* _PROMPT_: Write out each line that follows exactly as it stands, without the pictures.

* _Data entries_:
· · · · · · ·
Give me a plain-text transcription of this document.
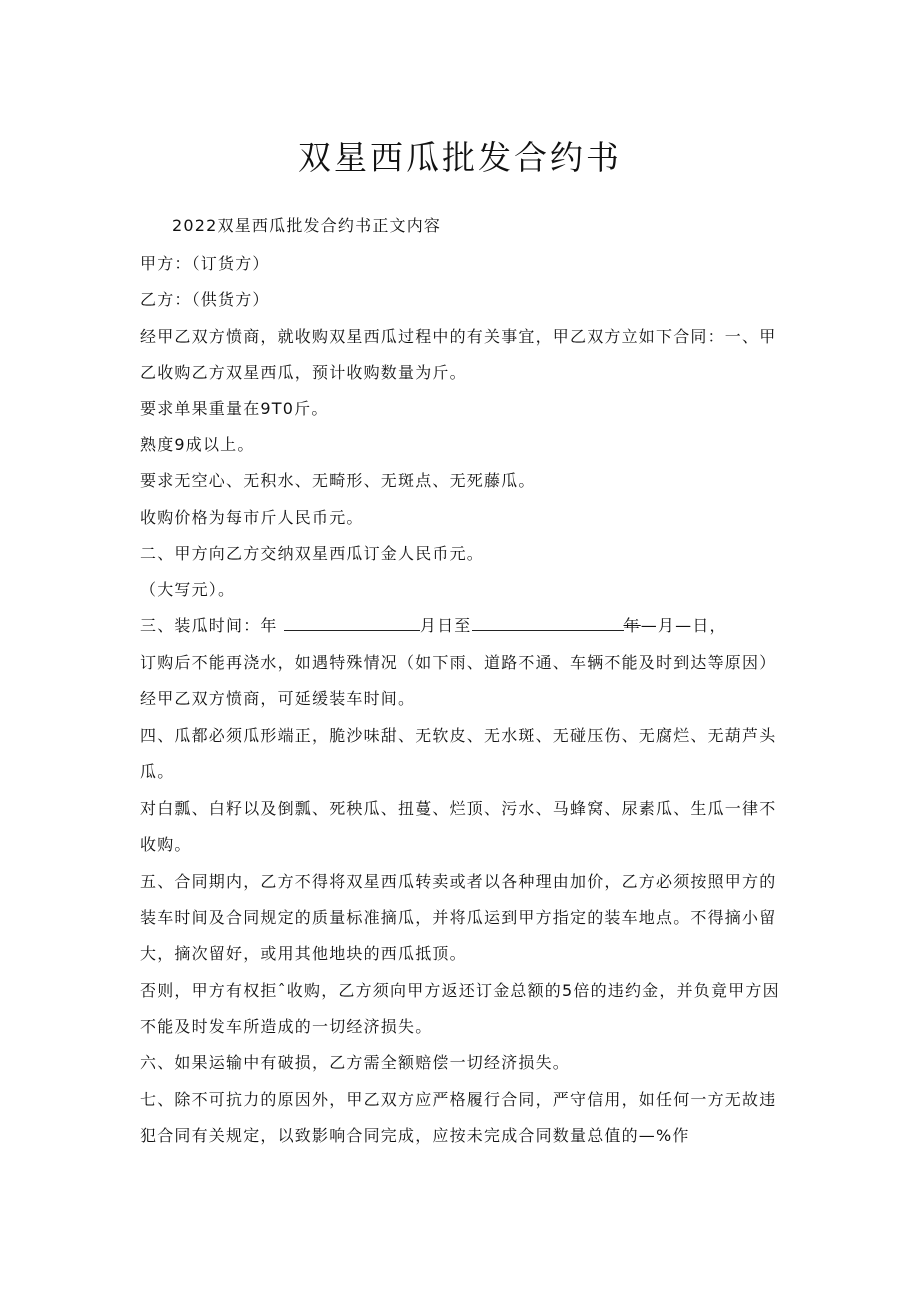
双星西瓜批发合约书
2022双星西瓜批发合约书正文内容
甲方：（订货方）
乙方：（供货方）
经甲乙双方愤商，就收购双星西瓜过程中的有关事宜，甲乙双方立如下合同：一、甲
乙收购乙方双星西瓜，预计收购数量为斤。
要求单果重量在9T0斤。
熟度9成以上。
要求无空心、无积水、无畸形、无斑点、无死藤瓜。
收购价格为每市斤人民币元。
二、甲方向乙方交纳双星西瓜订金人民币元。
（大写元）。
三、装瓜时间：年	月日至	年—月—日，
订购后不能再浇水，如遇特殊情况（如下雨、道路不通、车辆不能及时到达等原因）
经甲乙双方愤商，可延缓装车时间。
四、瓜都必须瓜形端正，脆沙味甜、无软皮、无水斑、无碰压伤、无腐烂、无葫芦头
瓜。
对白瓢、白籽以及倒瓢、死秧瓜、扭蔓、烂顶、污水、马蜂窝、尿素瓜、生瓜一律不
收购。
五、合同期内，乙方不得将双星西瓜转卖或者以各种理由加价，乙方必须按照甲方的
装车时间及合同规定的质量标准摘瓜，并将瓜运到甲方指定的装车地点。不得摘小留
大，摘次留好，或用其他地块的西瓜抵顶。
否则，甲方有权拒ˆ收购，乙方须向甲方返还订金总额的5倍的违约金，并负竟甲方因
不能及时发车所造成的一切经济损失。
六、如果运输中有破损，乙方需全额赔偿一切经济损失。
七、除不可抗力的原因外，甲乙双方应严格履行合同，严守信用，如任何一方无故违
犯合同有关规定，以致影响合同完成，应按未完成合同数量总值的—%作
· · · · · · ·
* _SOLUTION_:
Give me a plain-text transcription of this document.
双星西瓜批发合约书
2022双星西瓜批发合约书正文内容
甲方：（订货方）
乙方：（供货方）
经甲乙双方愤商，就收购双星西瓜过程中的有关事宜，甲乙双方立如下合同：一、甲
乙收购乙方双星西瓜，预计收购数量为斤。
要求单果重量在9T0斤。
熟度9成以上。
要求无空心、无积水、无畸形、无斑点、无死藤瓜。
收购价格为每市斤人民币元。
二、甲方向乙方交纳双星西瓜订金人民币元。
（大写元）。
三、装瓜时间：年	月日至	年—月—日，
订购后不能再浇水，如遇特殊情况（如下雨、道路不通、车辆不能及时到达等原因）
经甲乙双方愤商，可延缓装车时间。
四、瓜都必须瓜形端正，脆沙味甜、无软皮、无水斑、无碰压伤、无腐烂、无葫芦头
瓜。
对白瓢、白籽以及倒瓢、死秧瓜、扭蔓、烂顶、污水、马蜂窝、尿素瓜、生瓜一律不
收购。
五、合同期内，乙方不得将双星西瓜转卖或者以各种理由加价，乙方必须按照甲方的
装车时间及合同规定的质量标准摘瓜，并将瓜运到甲方指定的装车地点。不得摘小留
大，摘次留好，或用其他地块的西瓜抵顶。
否则，甲方有权拒ˆ收购，乙方须向甲方返还订金总额的5倍的违约金，并负竟甲方因
不能及时发车所造成的一切经济损失。
六、如果运输中有破损，乙方需全额赔偿一切经济损失。
七、除不可抗力的原因外，甲乙双方应严格履行合同，严守信用，如任何一方无故违
犯合同有关规定，以致影响合同完成，应按未完成合同数量总值的—%作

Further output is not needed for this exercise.